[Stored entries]
>>

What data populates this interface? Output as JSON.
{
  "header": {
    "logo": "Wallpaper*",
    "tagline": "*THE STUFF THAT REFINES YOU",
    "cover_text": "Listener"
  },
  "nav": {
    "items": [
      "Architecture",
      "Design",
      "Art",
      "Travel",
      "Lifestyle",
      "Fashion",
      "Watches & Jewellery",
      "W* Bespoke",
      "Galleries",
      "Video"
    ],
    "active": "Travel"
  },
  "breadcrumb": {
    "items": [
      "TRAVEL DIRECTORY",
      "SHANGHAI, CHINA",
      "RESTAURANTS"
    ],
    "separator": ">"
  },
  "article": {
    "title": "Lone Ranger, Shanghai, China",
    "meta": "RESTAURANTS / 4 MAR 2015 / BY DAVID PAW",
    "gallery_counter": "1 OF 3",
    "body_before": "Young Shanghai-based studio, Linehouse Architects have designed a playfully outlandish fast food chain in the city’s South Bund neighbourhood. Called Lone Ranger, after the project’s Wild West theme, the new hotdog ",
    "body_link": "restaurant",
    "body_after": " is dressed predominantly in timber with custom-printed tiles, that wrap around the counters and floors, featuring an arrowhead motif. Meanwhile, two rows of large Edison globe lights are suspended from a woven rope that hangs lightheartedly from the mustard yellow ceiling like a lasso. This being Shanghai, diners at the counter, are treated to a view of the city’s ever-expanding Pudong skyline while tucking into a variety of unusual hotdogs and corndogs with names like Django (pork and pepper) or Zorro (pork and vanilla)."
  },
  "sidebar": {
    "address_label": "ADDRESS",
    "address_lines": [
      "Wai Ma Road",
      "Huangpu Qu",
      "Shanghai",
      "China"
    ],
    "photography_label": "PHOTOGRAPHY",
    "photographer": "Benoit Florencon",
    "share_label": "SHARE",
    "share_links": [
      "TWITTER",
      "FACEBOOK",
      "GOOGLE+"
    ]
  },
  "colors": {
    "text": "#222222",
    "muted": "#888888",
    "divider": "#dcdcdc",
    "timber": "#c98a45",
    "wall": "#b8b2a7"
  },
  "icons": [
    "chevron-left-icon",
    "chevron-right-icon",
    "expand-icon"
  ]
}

<<

# Exercise requirements
Copy all of the material word for word.

# Answer to this exercise
What data populates this interface? Output as JSON.
{
  "header": {
    "logo": "Wallpaper*",
    "tagline": "*THE STUFF THAT REFINES YOU",
    "cover_text": "Listener"
  },
  "nav": {
    "items": [
      "Architecture",
      "Design",
      "Art",
      "Travel",
      "Lifestyle",
      "Fashion",
      "Watches & Jewellery",
      "W* Bespoke",
      "Galleries",
      "Video"
    ],
    "active": "Travel"
  },
  "breadcrumb": {
    "items": [
      "TRAVEL DIRECTORY",
      "SHANGHAI, CHINA",
      "RESTAURANTS"
    ],
    "separator": ">"
  },
  "article": {
    "title": "Lone Ranger, Shanghai, China",
    "meta": "RESTAURANTS / 4 MAR 2015 / BY DAVID PAW",
    "gallery_counter": "1 OF 3",
    "body_before": "Young Shanghai-based studio, Linehouse Architects have designed a playfully outlandish fast food chain in the city’s South Bund neighbourhood. Called Lone Ranger, after the project’s Wild West theme, the new hotdog ",
    "body_link": "restaurant",
    "body_after": " is dressed predominantly in timber with custom-printed tiles, that wrap around the counters and floors, featuring an arrowhead motif. Meanwhile, two rows of large Edison globe lights are suspended from a woven rope that hangs lightheartedly from the mustard yellow ceiling like a lasso. This being Shanghai, diners at the counter, are treated to a view of the city’s ever-expanding Pudong skyline while tucking into a variety of unusual hotdogs and corndogs with names like Django (pork and pepper) or Zorro (pork and vanilla)."
  },
  "sidebar": {
    "address_label": "ADDRESS",
    "address_lines": [
      "Wai Ma Road",
      "Huangpu Qu",
      "Shanghai",
      "China"
    ],
    "photography_label": "PHOTOGRAPHY",
    "photographer": "Benoit Florencon",
    "share_label": "SHARE",
    "share_links": [
      "TWITTER",
      "FACEBOOK",
      "GOOGLE+"
    ]
  },
  "colors": {
    "text": "#222222",
    "muted": "#888888",
    "divider": "#dcdcdc",
    "timber": "#c98a45",
    "wall": "#b8b2a7"
  },
  "icons": [
    "chevron-left-icon",
    "chevron-right-icon",
    "expand-icon"
  ]
}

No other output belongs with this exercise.